● **DATA FOR PROCESSING**:
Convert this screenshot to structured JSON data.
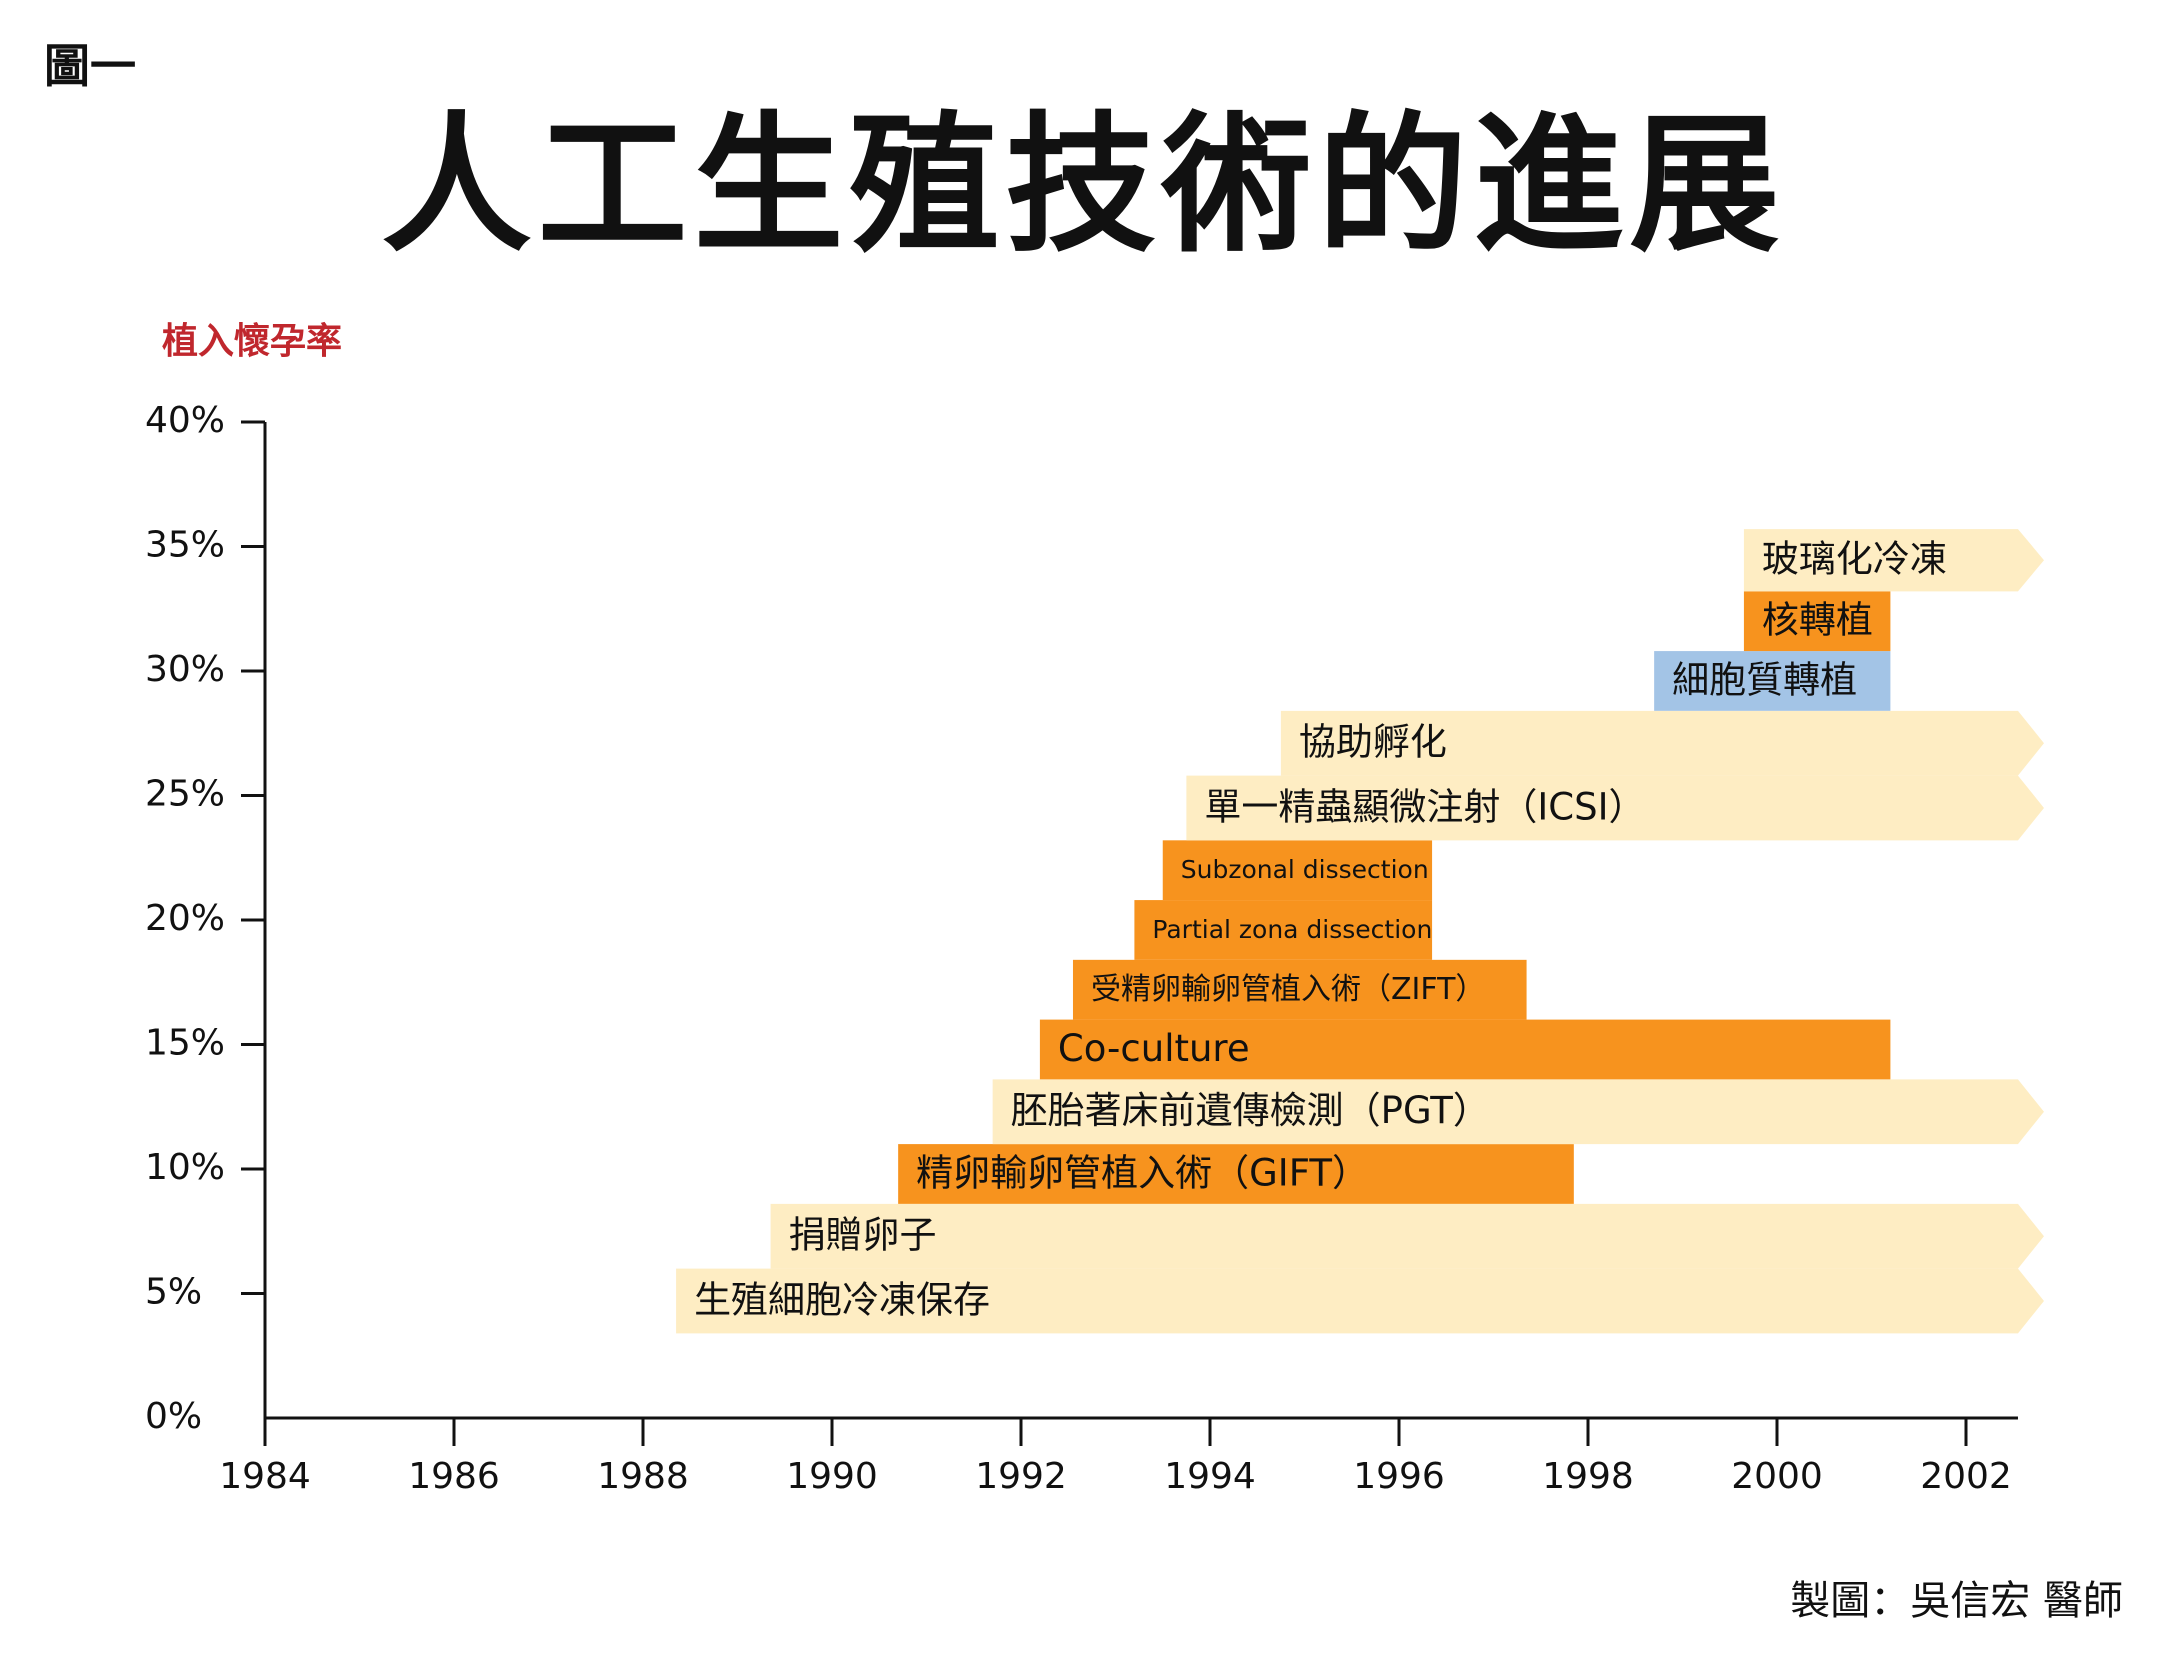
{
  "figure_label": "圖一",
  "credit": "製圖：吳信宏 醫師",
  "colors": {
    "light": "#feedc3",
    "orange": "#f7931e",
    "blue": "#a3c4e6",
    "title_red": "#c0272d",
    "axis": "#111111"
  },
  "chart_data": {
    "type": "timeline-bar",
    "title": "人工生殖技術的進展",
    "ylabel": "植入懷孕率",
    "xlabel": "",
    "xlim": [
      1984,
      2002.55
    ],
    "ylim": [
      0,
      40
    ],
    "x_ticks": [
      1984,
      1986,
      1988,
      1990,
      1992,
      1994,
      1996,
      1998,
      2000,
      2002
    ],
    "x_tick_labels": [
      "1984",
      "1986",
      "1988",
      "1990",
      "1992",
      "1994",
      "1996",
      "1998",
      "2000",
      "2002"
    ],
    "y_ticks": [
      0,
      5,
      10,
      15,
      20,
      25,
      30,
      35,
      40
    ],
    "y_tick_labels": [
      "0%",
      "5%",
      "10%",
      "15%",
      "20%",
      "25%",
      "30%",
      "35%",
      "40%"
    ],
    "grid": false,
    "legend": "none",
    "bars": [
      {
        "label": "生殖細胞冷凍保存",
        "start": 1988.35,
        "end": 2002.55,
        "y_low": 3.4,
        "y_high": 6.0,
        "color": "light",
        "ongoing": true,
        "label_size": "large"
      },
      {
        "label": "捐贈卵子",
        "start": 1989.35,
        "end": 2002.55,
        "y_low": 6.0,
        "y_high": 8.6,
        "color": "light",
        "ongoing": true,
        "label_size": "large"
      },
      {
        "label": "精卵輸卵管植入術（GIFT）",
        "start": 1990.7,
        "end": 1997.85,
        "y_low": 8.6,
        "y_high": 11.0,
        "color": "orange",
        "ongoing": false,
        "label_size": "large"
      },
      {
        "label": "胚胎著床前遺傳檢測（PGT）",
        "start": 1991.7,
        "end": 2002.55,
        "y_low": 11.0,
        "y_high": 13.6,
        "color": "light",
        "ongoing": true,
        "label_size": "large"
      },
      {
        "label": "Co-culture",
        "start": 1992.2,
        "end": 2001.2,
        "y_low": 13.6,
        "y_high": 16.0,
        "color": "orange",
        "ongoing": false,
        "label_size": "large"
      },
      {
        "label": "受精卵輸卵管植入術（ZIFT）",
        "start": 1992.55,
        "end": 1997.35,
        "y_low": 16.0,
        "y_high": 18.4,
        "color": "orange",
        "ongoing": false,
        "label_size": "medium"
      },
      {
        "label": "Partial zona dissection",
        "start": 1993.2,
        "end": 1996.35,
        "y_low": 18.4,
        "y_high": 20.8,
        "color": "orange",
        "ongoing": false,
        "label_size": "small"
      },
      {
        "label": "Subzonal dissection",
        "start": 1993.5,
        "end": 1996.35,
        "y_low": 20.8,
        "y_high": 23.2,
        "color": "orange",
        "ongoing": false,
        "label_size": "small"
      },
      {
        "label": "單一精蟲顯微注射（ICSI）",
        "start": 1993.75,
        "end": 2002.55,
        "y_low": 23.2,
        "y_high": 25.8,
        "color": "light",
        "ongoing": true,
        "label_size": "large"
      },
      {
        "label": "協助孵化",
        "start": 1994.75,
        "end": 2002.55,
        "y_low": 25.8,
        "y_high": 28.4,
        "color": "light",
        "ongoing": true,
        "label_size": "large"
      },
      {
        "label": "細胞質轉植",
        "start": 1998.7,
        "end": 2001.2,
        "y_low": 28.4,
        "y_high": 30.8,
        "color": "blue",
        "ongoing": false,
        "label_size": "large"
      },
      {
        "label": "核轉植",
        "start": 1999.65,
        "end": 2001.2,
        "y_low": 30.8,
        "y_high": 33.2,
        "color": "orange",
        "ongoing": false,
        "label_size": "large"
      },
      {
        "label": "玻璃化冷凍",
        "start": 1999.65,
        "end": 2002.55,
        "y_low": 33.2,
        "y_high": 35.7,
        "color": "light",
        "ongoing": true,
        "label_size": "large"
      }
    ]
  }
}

● **WHAT IS BEING ASKED**: Extract the entries in full, exactly as they are, minus the pictures.

● **EXERCISE RESPONSE**:
Convert this screenshot to structured JSON data.
{
  "figure_label": "圖一",
  "credit": "製圖：吳信宏 醫師",
  "colors": {
    "light": "#feedc3",
    "orange": "#f7931e",
    "blue": "#a3c4e6",
    "title_red": "#c0272d",
    "axis": "#111111"
  },
  "chart_data": {
    "type": "timeline-bar",
    "title": "人工生殖技術的進展",
    "ylabel": "植入懷孕率",
    "xlabel": "",
    "xlim": [
      1984,
      2002.55
    ],
    "ylim": [
      0,
      40
    ],
    "x_ticks": [
      1984,
      1986,
      1988,
      1990,
      1992,
      1994,
      1996,
      1998,
      2000,
      2002
    ],
    "x_tick_labels": [
      "1984",
      "1986",
      "1988",
      "1990",
      "1992",
      "1994",
      "1996",
      "1998",
      "2000",
      "2002"
    ],
    "y_ticks": [
      0,
      5,
      10,
      15,
      20,
      25,
      30,
      35,
      40
    ],
    "y_tick_labels": [
      "0%",
      "5%",
      "10%",
      "15%",
      "20%",
      "25%",
      "30%",
      "35%",
      "40%"
    ],
    "grid": false,
    "legend": "none",
    "bars": [
      {
        "label": "生殖細胞冷凍保存",
        "start": 1988.35,
        "end": 2002.55,
        "y_low": 3.4,
        "y_high": 6.0,
        "color": "light",
        "ongoing": true,
        "label_size": "large"
      },
      {
        "label": "捐贈卵子",
        "start": 1989.35,
        "end": 2002.55,
        "y_low": 6.0,
        "y_high": 8.6,
        "color": "light",
        "ongoing": true,
        "label_size": "large"
      },
      {
        "label": "精卵輸卵管植入術（GIFT）",
        "start": 1990.7,
        "end": 1997.85,
        "y_low": 8.6,
        "y_high": 11.0,
        "color": "orange",
        "ongoing": false,
        "label_size": "large"
      },
      {
        "label": "胚胎著床前遺傳檢測（PGT）",
        "start": 1991.7,
        "end": 2002.55,
        "y_low": 11.0,
        "y_high": 13.6,
        "color": "light",
        "ongoing": true,
        "label_size": "large"
      },
      {
        "label": "Co-culture",
        "start": 1992.2,
        "end": 2001.2,
        "y_low": 13.6,
        "y_high": 16.0,
        "color": "orange",
        "ongoing": false,
        "label_size": "large"
      },
      {
        "label": "受精卵輸卵管植入術（ZIFT）",
        "start": 1992.55,
        "end": 1997.35,
        "y_low": 16.0,
        "y_high": 18.4,
        "color": "orange",
        "ongoing": false,
        "label_size": "medium"
      },
      {
        "label": "Partial zona dissection",
        "start": 1993.2,
        "end": 1996.35,
        "y_low": 18.4,
        "y_high": 20.8,
        "color": "orange",
        "ongoing": false,
        "label_size": "small"
      },
      {
        "label": "Subzonal dissection",
        "start": 1993.5,
        "end": 1996.35,
        "y_low": 20.8,
        "y_high": 23.2,
        "color": "orange",
        "ongoing": false,
        "label_size": "small"
      },
      {
        "label": "單一精蟲顯微注射（ICSI）",
        "start": 1993.75,
        "end": 2002.55,
        "y_low": 23.2,
        "y_high": 25.8,
        "color": "light",
        "ongoing": true,
        "label_size": "large"
      },
      {
        "label": "協助孵化",
        "start": 1994.75,
        "end": 2002.55,
        "y_low": 25.8,
        "y_high": 28.4,
        "color": "light",
        "ongoing": true,
        "label_size": "large"
      },
      {
        "label": "細胞質轉植",
        "start": 1998.7,
        "end": 2001.2,
        "y_low": 28.4,
        "y_high": 30.8,
        "color": "blue",
        "ongoing": false,
        "label_size": "large"
      },
      {
        "label": "核轉植",
        "start": 1999.65,
        "end": 2001.2,
        "y_low": 30.8,
        "y_high": 33.2,
        "color": "orange",
        "ongoing": false,
        "label_size": "large"
      },
      {
        "label": "玻璃化冷凍",
        "start": 1999.65,
        "end": 2002.55,
        "y_low": 33.2,
        "y_high": 35.7,
        "color": "light",
        "ongoing": true,
        "label_size": "large"
      }
    ]
  }
}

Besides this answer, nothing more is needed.